- What is asked: Could you transcribe every record below exactly as written, leaving out any pictures?

(Stored records)
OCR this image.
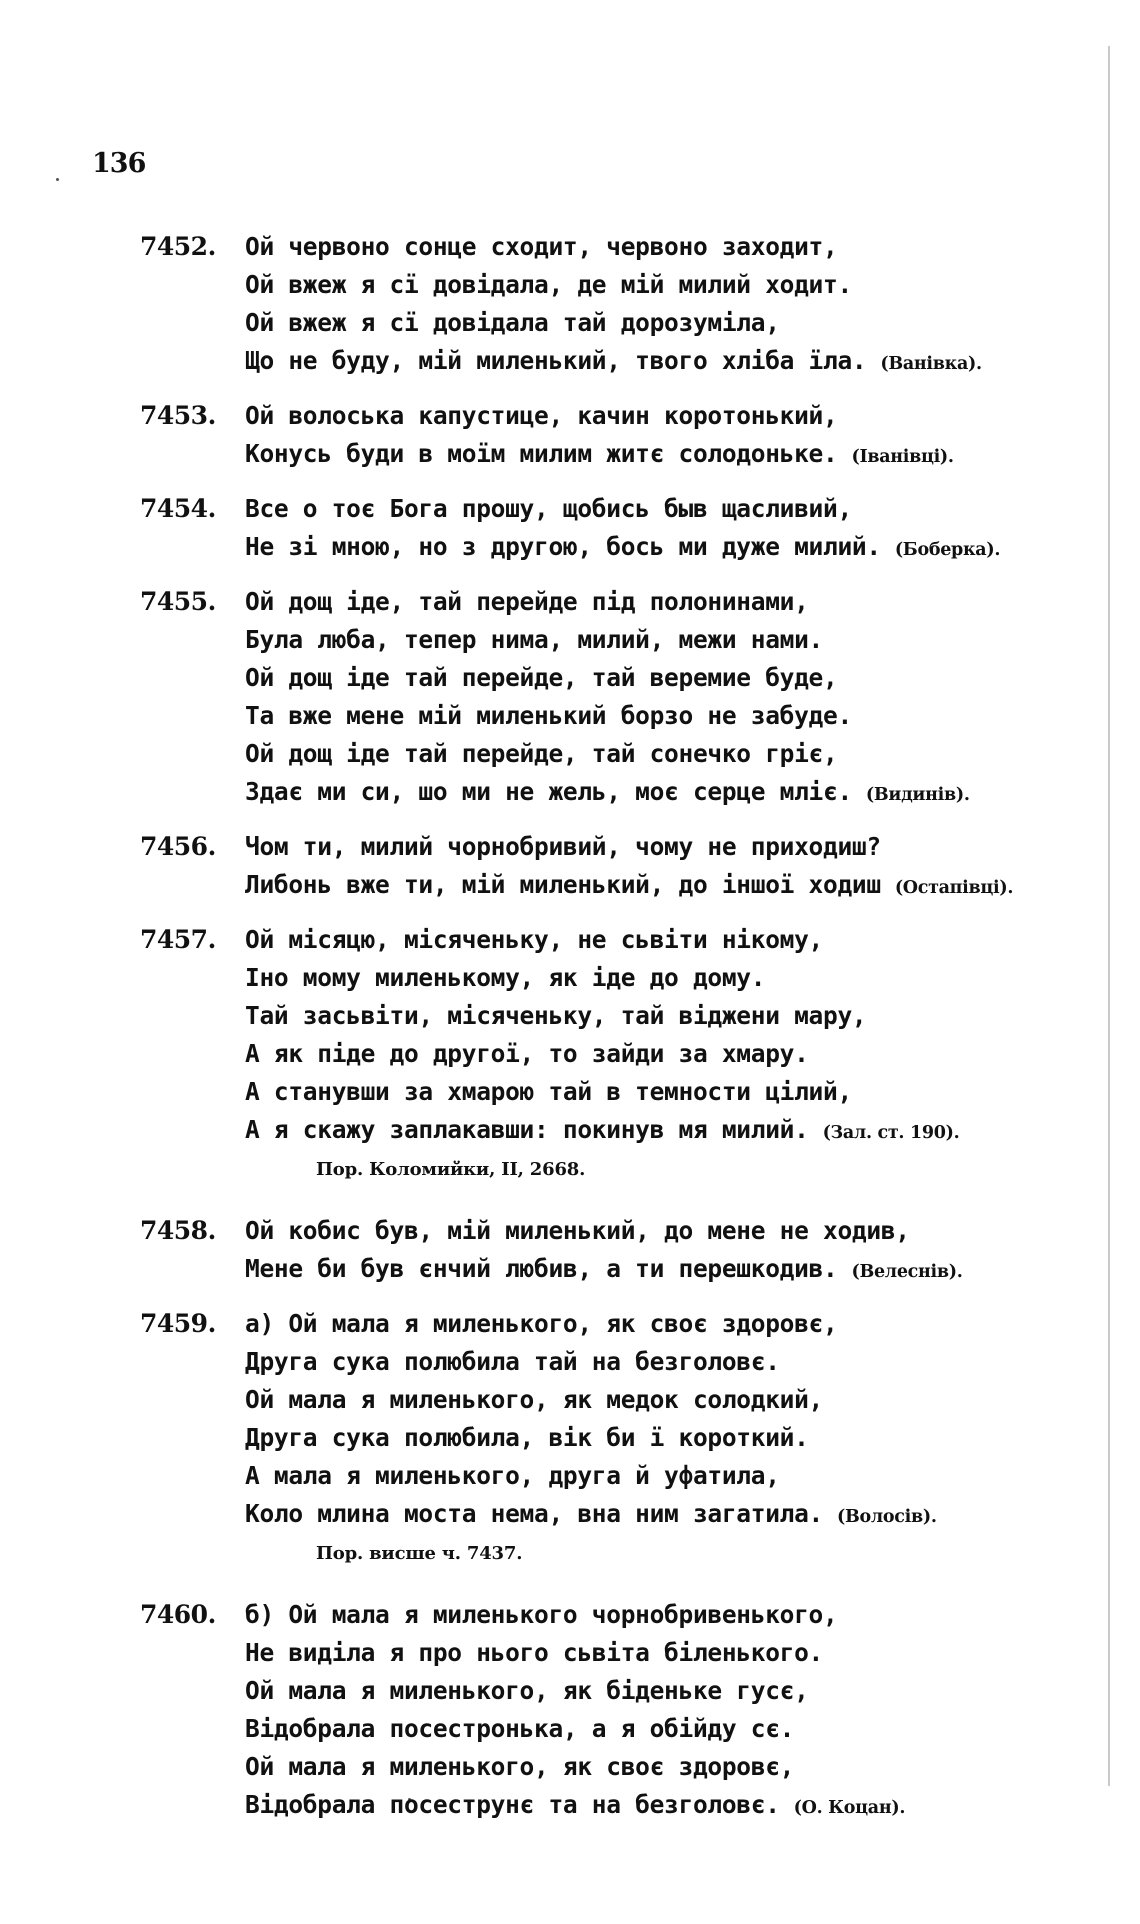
136
7452.	Ой червоно сонце сходит, червоно заходит,
Ой вжеж я сї довідала, де мій милий ходит.
Ой вжеж я сї довідала тай дорозуміла,
Що не буду, мій миленький, твого хліба їла. (Ванівка).
7453.	Ой волоська капустице, качин коротонький,
Конусь буди в моїм милим житє солодоньке. (Іванівці).
7454.	Все о тоє Бога прошу, щобись быв щасливий,
Не зі мною, но з другою, бось ми дуже милий. (Боберка).
7455.	Ой дощ іде, тай перейде під полонинами,
Була люба, тепер нима, милий, межи нами.
Ой дощ іде тай перейде, тай веремие буде,
Та вже мене мій миленький борзо не забуде.
Ой дощ іде тай перейде, тай сонечко гріє,
Здає ми си, шо ми не жель, моє серце мліє. (Видинів).
7456.	Чом ти, милий чорнобривий, чому не приходиш?
Либонь вже ти, мій миленький, до іншої ходиш (Остапівці).
7457.	Ой місяцю, місяченьку, не сьвіти нікому,
Іно мому миленькому, як іде до дому.
Тай засьвіти, місяченьку, тай віджени мару,
А як піде до другої, то зайди за хмару.
А станувши за хмарою тай в темности цілий,
А я скажу заплакавши: покинув мя милий. (Зал. ст. 190).
Пор. Коломийки, II, 2668.
7458.	Ой кобис був, мій миленький, до мене не ходив,
Мене би був єнчий любив, а ти перешкодив. (Велеснів).
7459.	а) Ой мала я миленького, як своє здоровє,
Друга сука полюбила тай на безголовє.
Ой мала я миленького, як медок солодкий,
Друга сука полюбила, вік би ї короткий.
А мала я миленького, друга й уфатила,
Коло млина моста нема, вна ним загатила. (Волосів).
Пор. висше ч. 7437.
7460.	б) Ой мала я миленького чорнобривенького,
Не виділа я про нього сьвіта біленького.
Ой мала я миленького, як біденьке гусє,
Відобрала посестронька, а я обійду сє.
Ой мала я миленького, як своє здоровє,
Відобрала посеструнє та на безголовє. (О. Коцан).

- Exercise response:
OCR this image.
136
7452.	Ой червоно сонце сходит, червоно заходит,
Ой вжеж я сї довідала, де мій милий ходит.
Ой вжеж я сї довідала тай дорозуміла,
Що не буду, мій миленький, твого хліба їла. (Ванівка).
7453.	Ой волоська капустице, качин коротонький,
Конусь буди в моїм милим житє солодоньке. (Іванівці).
7454.	Все о тоє Бога прошу, щобись быв щасливий,
Не зі мною, но з другою, бось ми дуже милий. (Боберка).
7455.	Ой дощ іде, тай перейде під полонинами,
Була люба, тепер нима, милий, межи нами.
Ой дощ іде тай перейде, тай веремие буде,
Та вже мене мій миленький борзо не забуде.
Ой дощ іде тай перейде, тай сонечко гріє,
Здає ми си, шо ми не жель, моє серце мліє. (Видинів).
7456.	Чом ти, милий чорнобривий, чому не приходиш?
Либонь вже ти, мій миленький, до іншої ходиш (Остапівці).
7457.	Ой місяцю, місяченьку, не сьвіти нікому,
Іно мому миленькому, як іде до дому.
Тай засьвіти, місяченьку, тай віджени мару,
А як піде до другої, то зайди за хмару.
А станувши за хмарою тай в темности цілий,
А я скажу заплакавши: покинув мя милий. (Зал. ст. 190).
Пор. Коломийки, II, 2668.
7458.	Ой кобис був, мій миленький, до мене не ходив,
Мене би був єнчий любив, а ти перешкодив. (Велеснів).
7459.	а) Ой мала я миленького, як своє здоровє,
Друга сука полюбила тай на безголовє.
Ой мала я миленького, як медок солодкий,
Друга сука полюбила, вік би ї короткий.
А мала я миленького, друга й уфатила,
Коло млина моста нема, вна ним загатила. (Волосів).
Пор. висше ч. 7437.
7460.	б) Ой мала я миленького чорнобривенького,
Не виділа я про нього сьвіта біленького.
Ой мала я миленького, як біденьке гусє,
Відобрала посестронька, а я обійду сє.
Ой мала я миленького, як своє здоровє,
Відобрала посеструнє та на безголовє. (О. Коцан).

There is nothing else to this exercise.